**DESCRIPTION OF THE TASK:** No images are to be carried over; print all other material exactly as it stands.

**MATERIALS PROVIDED:**
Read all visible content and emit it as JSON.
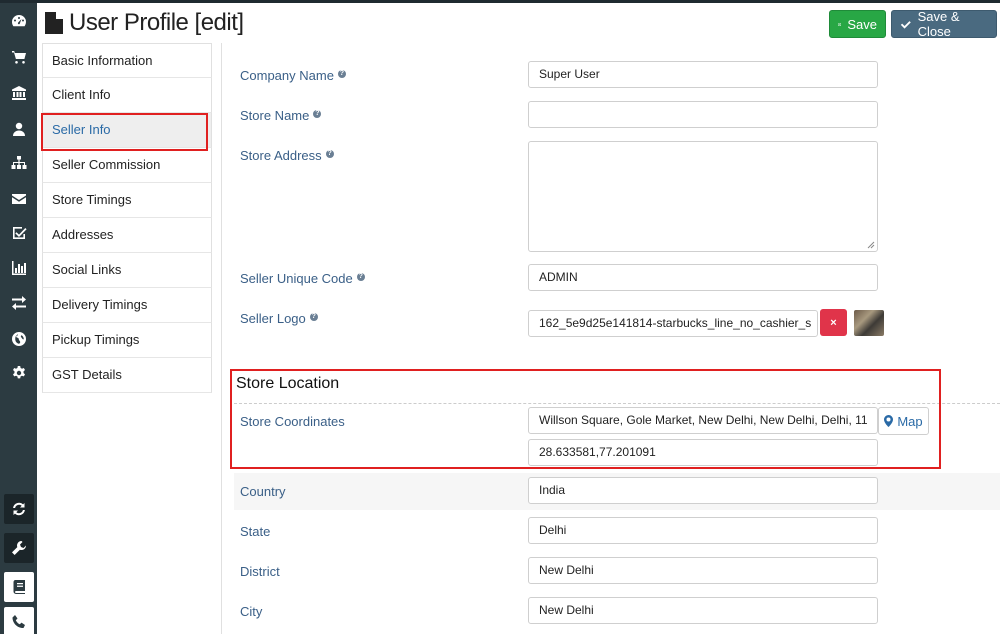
{
  "header": {
    "title": "User Profile [edit]",
    "save_label": "Save",
    "save_close_label": "Save & Close"
  },
  "sidebar_icons": [
    "dashboard-icon",
    "cart-icon",
    "bank-icon",
    "user-icon",
    "sitemap-icon",
    "envelope-icon",
    "checkbox-icon",
    "bar-chart-icon",
    "exchange-icon",
    "globe-icon",
    "gear-icon",
    "refresh-icon",
    "wrench-icon",
    "book-icon",
    "phone-icon"
  ],
  "tabs": [
    {
      "label": "Basic Information"
    },
    {
      "label": "Client Info"
    },
    {
      "label": "Seller Info",
      "active": true
    },
    {
      "label": "Seller Commission"
    },
    {
      "label": "Store Timings"
    },
    {
      "label": "Addresses"
    },
    {
      "label": "Social Links"
    },
    {
      "label": "Delivery Timings"
    },
    {
      "label": "Pickup Timings"
    },
    {
      "label": "GST Details"
    }
  ],
  "form": {
    "company_name": {
      "label": "Company Name",
      "value": "Super User"
    },
    "store_name": {
      "label": "Store Name",
      "value": ""
    },
    "store_address": {
      "label": "Store Address",
      "value": ""
    },
    "seller_unique_code": {
      "label": "Seller Unique Code",
      "value": "ADMIN"
    },
    "seller_logo": {
      "label": "Seller Logo",
      "value": "162_5e9d25e141814-starbucks_line_no_cashier_s",
      "delete_label": "×"
    },
    "store_location": {
      "title": "Store Location",
      "coordinates_label": "Store Coordinates",
      "address_value": "Willson Square, Gole Market, New Delhi, New Delhi, Delhi, 11",
      "latlng_value": "28.633581,77.201091",
      "map_label": "Map"
    },
    "country": {
      "label": "Country",
      "value": "India"
    },
    "state": {
      "label": "State",
      "value": "Delhi"
    },
    "district": {
      "label": "District",
      "value": "New Delhi"
    },
    "city": {
      "label": "City",
      "value": "New Delhi"
    }
  },
  "colors": {
    "sidebar_bg": "#2c3b41",
    "save_green": "#28a745",
    "save_close_blue": "#4a6a80",
    "label_blue": "#3a5f87",
    "highlight_red": "#e02020",
    "delete_red": "#e0344a"
  }
}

**RESULT:**
Read all visible content and emit it as JSON.
{
  "header": {
    "title": "User Profile [edit]",
    "save_label": "Save",
    "save_close_label": "Save & Close"
  },
  "sidebar_icons": [
    "dashboard-icon",
    "cart-icon",
    "bank-icon",
    "user-icon",
    "sitemap-icon",
    "envelope-icon",
    "checkbox-icon",
    "bar-chart-icon",
    "exchange-icon",
    "globe-icon",
    "gear-icon",
    "refresh-icon",
    "wrench-icon",
    "book-icon",
    "phone-icon"
  ],
  "tabs": [
    {
      "label": "Basic Information"
    },
    {
      "label": "Client Info"
    },
    {
      "label": "Seller Info",
      "active": true
    },
    {
      "label": "Seller Commission"
    },
    {
      "label": "Store Timings"
    },
    {
      "label": "Addresses"
    },
    {
      "label": "Social Links"
    },
    {
      "label": "Delivery Timings"
    },
    {
      "label": "Pickup Timings"
    },
    {
      "label": "GST Details"
    }
  ],
  "form": {
    "company_name": {
      "label": "Company Name",
      "value": "Super User"
    },
    "store_name": {
      "label": "Store Name",
      "value": ""
    },
    "store_address": {
      "label": "Store Address",
      "value": ""
    },
    "seller_unique_code": {
      "label": "Seller Unique Code",
      "value": "ADMIN"
    },
    "seller_logo": {
      "label": "Seller Logo",
      "value": "162_5e9d25e141814-starbucks_line_no_cashier_s",
      "delete_label": "×"
    },
    "store_location": {
      "title": "Store Location",
      "coordinates_label": "Store Coordinates",
      "address_value": "Willson Square, Gole Market, New Delhi, New Delhi, Delhi, 11",
      "latlng_value": "28.633581,77.201091",
      "map_label": "Map"
    },
    "country": {
      "label": "Country",
      "value": "India"
    },
    "state": {
      "label": "State",
      "value": "Delhi"
    },
    "district": {
      "label": "District",
      "value": "New Delhi"
    },
    "city": {
      "label": "City",
      "value": "New Delhi"
    }
  },
  "colors": {
    "sidebar_bg": "#2c3b41",
    "save_green": "#28a745",
    "save_close_blue": "#4a6a80",
    "label_blue": "#3a5f87",
    "highlight_red": "#e02020",
    "delete_red": "#e0344a"
  }
}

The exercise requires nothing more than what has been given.